## THE REQUEST
Determine the number of lines containing the word "values". Reply with it and nothing else.

## RECORDS FOR THE TASK
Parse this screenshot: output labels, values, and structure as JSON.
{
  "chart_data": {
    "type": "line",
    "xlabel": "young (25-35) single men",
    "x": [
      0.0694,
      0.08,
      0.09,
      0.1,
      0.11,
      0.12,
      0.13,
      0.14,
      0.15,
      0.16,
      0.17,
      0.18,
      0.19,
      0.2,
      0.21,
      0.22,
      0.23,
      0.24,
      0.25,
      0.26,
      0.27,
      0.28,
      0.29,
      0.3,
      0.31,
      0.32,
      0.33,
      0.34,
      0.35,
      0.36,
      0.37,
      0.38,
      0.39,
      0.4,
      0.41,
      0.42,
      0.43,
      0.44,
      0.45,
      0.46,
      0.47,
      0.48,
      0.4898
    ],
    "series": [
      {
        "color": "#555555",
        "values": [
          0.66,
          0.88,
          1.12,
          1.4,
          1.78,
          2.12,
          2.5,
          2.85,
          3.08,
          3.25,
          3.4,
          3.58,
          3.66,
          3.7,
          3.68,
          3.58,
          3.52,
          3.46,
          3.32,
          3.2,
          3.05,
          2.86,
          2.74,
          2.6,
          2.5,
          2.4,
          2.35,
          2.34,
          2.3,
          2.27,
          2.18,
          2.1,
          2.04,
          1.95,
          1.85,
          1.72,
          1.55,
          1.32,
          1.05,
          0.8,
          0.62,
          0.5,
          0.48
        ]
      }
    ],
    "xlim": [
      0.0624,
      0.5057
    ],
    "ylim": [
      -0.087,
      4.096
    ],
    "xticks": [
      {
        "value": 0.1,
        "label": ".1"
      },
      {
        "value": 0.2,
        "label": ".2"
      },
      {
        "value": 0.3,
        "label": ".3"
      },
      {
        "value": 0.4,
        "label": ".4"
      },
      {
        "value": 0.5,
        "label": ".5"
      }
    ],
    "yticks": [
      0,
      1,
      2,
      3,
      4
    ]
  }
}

## RESULT FOR THIS EXERCISE
2